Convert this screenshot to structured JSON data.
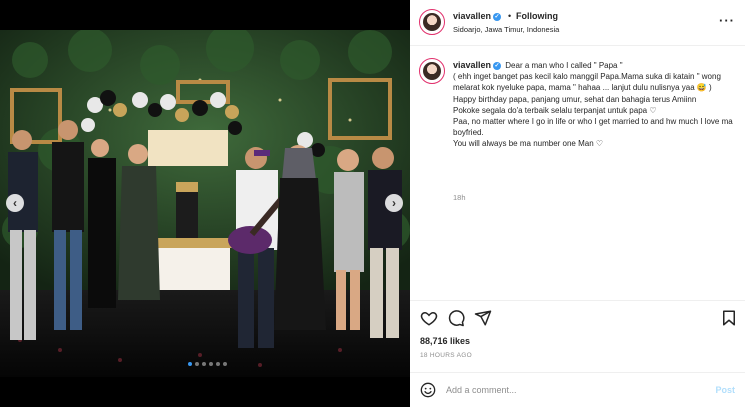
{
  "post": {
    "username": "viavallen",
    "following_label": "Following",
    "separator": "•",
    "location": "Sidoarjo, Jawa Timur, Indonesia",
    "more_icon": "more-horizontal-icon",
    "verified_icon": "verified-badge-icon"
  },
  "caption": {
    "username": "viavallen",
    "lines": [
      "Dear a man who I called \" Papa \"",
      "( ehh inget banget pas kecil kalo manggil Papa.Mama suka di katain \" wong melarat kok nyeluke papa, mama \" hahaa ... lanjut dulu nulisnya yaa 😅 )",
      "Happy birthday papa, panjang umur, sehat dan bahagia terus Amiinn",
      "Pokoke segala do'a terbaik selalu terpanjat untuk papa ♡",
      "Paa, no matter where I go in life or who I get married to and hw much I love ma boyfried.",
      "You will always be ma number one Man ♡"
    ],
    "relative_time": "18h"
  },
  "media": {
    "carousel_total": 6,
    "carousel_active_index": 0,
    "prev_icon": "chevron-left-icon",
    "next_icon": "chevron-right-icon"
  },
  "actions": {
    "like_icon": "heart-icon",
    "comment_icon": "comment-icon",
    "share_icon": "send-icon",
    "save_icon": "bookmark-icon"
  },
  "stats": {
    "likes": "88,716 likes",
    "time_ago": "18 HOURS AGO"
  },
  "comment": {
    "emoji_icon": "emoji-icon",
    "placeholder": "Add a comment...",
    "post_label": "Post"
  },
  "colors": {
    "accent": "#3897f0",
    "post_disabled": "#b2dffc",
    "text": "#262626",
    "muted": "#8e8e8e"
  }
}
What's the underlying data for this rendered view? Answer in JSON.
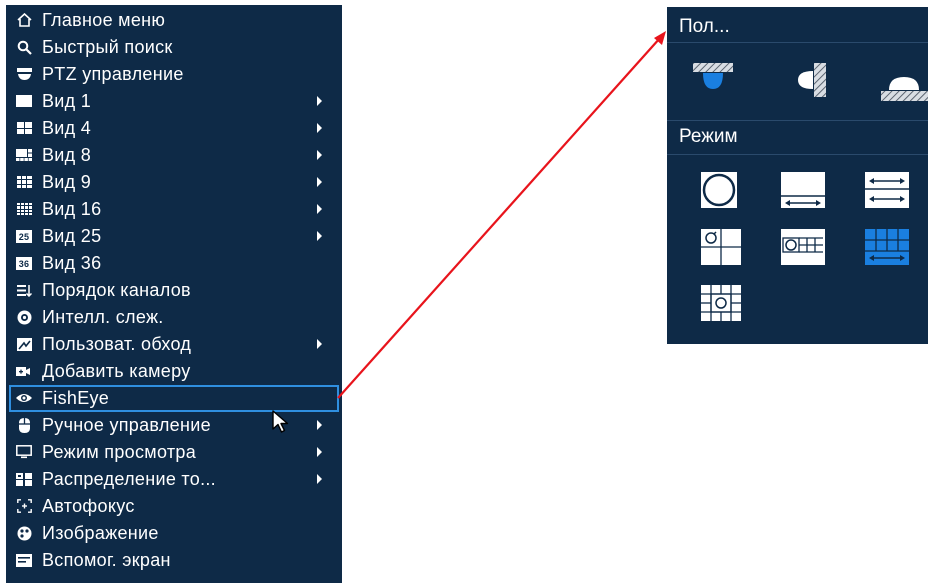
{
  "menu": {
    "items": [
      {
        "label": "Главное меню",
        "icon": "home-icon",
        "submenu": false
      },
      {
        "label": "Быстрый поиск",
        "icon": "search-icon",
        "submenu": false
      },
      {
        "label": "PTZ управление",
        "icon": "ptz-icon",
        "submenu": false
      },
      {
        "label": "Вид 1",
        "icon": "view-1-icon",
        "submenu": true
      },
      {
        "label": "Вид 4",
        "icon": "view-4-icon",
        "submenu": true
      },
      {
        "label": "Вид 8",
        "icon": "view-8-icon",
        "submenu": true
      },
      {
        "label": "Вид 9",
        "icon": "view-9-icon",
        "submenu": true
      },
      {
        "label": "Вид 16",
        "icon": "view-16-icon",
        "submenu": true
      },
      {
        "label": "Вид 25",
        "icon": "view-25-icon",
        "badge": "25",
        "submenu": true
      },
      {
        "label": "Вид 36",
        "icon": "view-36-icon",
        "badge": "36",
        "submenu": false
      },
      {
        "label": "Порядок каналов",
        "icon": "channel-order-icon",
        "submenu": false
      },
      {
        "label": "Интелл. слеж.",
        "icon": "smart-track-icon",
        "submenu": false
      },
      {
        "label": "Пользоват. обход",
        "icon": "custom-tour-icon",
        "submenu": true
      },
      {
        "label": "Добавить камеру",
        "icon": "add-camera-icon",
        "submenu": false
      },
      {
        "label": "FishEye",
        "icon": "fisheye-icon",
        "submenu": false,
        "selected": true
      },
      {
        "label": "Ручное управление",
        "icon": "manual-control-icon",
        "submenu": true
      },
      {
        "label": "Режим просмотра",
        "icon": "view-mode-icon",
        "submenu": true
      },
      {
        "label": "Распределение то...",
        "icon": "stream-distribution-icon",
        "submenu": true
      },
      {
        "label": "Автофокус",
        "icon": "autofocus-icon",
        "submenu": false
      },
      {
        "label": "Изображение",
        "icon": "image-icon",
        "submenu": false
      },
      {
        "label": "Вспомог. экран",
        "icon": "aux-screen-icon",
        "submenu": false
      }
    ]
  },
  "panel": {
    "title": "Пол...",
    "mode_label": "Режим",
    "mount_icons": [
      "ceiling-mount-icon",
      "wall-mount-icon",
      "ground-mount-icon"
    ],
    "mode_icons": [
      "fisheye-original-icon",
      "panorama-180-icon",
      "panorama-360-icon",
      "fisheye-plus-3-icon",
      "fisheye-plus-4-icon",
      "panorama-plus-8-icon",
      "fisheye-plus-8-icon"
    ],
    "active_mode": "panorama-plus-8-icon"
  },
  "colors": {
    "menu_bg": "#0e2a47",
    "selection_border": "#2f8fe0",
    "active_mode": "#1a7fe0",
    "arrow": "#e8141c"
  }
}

◇ ◇ ◇ ◇ ◇ ◇ ◇

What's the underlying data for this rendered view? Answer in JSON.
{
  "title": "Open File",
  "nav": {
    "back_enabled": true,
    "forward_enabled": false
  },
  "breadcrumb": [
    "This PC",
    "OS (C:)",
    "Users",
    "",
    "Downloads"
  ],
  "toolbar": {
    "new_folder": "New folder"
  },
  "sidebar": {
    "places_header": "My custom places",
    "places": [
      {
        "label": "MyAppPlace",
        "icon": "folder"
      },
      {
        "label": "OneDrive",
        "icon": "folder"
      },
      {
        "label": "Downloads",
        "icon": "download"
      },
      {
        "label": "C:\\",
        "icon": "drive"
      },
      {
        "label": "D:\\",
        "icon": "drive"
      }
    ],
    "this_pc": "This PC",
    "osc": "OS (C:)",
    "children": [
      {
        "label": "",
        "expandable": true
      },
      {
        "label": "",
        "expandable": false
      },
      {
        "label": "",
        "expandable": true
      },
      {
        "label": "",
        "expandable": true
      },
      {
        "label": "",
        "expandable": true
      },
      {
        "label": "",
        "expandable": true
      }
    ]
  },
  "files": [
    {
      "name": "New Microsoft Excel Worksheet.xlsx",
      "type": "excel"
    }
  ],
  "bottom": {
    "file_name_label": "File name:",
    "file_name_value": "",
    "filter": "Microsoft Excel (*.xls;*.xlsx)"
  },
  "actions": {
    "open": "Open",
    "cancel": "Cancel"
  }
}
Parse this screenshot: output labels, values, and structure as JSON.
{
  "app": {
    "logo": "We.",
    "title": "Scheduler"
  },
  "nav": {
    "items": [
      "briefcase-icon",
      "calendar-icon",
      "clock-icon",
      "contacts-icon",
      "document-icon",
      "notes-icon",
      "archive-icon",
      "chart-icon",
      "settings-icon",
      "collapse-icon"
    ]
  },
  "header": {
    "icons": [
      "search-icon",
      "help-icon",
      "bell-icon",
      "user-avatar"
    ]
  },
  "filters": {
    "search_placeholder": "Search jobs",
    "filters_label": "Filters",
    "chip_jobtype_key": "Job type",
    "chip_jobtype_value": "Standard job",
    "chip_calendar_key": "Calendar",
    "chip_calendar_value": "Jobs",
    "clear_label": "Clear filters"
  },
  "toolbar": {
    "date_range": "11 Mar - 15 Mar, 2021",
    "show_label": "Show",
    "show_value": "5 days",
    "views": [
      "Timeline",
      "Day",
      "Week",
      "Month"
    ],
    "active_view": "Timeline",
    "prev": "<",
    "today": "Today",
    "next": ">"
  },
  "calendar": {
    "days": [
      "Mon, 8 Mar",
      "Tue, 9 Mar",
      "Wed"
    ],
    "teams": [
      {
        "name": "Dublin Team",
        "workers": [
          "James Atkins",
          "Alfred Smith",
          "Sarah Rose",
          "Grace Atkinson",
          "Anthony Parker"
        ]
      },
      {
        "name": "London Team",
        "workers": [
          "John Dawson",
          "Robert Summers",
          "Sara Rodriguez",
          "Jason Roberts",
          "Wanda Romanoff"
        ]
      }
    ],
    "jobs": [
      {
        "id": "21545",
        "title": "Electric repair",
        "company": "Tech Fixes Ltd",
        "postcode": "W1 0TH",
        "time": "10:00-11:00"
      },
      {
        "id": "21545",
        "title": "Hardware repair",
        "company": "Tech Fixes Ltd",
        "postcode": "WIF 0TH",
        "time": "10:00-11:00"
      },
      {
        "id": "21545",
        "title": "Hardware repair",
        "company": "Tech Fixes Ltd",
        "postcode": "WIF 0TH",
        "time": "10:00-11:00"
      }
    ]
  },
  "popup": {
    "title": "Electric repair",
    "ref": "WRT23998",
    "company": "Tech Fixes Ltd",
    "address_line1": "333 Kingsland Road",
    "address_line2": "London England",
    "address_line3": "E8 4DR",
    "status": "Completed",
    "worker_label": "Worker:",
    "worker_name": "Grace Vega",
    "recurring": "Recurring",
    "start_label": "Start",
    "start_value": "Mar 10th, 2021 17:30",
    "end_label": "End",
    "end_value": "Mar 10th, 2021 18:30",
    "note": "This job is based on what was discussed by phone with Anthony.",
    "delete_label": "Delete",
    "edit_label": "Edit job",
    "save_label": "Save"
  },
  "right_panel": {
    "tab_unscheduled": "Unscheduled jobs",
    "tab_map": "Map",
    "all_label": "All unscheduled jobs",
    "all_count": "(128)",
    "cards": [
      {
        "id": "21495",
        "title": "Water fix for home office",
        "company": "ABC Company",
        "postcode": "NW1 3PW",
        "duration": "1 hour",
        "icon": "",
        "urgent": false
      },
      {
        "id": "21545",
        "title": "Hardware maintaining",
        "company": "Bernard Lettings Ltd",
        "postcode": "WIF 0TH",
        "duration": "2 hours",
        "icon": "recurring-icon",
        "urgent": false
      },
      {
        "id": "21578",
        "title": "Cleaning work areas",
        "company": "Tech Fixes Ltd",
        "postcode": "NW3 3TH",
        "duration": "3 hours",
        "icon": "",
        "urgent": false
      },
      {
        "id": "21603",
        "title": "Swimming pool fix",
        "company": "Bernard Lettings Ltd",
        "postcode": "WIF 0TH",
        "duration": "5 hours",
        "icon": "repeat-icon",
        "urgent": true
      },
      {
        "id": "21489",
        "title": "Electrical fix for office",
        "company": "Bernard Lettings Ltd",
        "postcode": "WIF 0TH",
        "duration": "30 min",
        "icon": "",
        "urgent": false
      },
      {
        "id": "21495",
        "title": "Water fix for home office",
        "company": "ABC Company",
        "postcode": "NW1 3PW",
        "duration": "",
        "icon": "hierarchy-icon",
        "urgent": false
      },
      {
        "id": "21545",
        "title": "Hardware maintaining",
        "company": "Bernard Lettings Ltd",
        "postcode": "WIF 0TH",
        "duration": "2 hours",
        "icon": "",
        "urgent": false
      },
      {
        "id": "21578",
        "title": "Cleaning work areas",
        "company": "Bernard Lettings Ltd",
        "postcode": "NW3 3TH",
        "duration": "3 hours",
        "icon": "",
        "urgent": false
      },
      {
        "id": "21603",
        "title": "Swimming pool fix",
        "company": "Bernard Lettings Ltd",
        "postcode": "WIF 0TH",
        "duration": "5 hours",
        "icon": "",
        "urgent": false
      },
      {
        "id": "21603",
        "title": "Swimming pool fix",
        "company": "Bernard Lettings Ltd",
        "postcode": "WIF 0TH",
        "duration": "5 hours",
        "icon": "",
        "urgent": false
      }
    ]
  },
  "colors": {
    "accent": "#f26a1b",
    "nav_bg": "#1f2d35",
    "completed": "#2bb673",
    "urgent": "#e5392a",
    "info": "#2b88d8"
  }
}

◇ ◇ ◇ ◇ ◇ ◇ ◇

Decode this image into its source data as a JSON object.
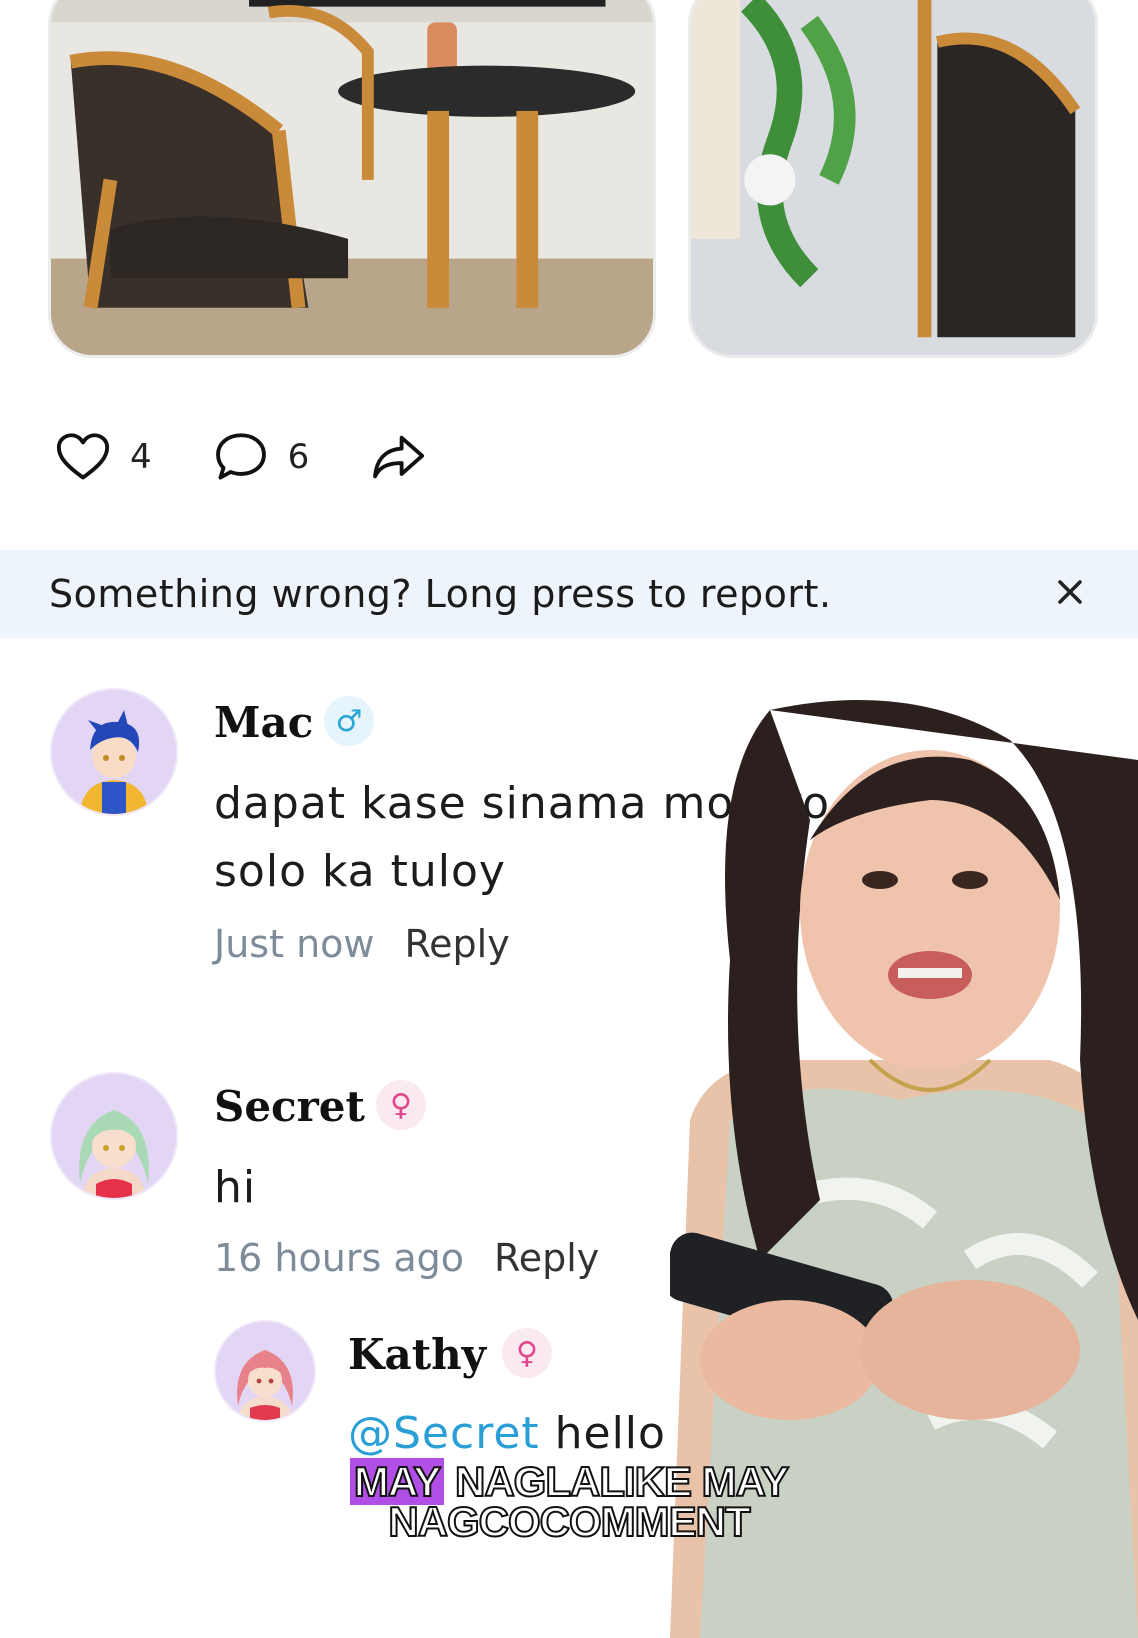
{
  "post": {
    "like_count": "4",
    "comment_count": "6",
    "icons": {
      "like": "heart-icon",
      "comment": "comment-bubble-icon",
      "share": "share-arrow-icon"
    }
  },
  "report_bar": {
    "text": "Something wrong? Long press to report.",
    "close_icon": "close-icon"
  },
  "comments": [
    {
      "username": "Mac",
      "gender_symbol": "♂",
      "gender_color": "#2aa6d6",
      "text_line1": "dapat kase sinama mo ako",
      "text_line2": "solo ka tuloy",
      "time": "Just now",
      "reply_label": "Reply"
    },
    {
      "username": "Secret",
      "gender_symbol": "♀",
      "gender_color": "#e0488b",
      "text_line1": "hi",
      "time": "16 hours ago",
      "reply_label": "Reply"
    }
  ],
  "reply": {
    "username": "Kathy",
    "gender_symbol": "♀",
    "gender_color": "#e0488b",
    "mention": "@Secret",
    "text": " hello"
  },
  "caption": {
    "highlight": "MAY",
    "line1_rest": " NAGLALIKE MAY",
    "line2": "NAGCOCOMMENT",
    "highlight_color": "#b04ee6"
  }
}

◇ ◇ ◇ ◇ ◇ ◇ ◇

### Given task
Gather every line containing the word "arrow" and copy it.

### Exercise response
    "arrow": "#e8141c"
      "share": "share-arrow-icon"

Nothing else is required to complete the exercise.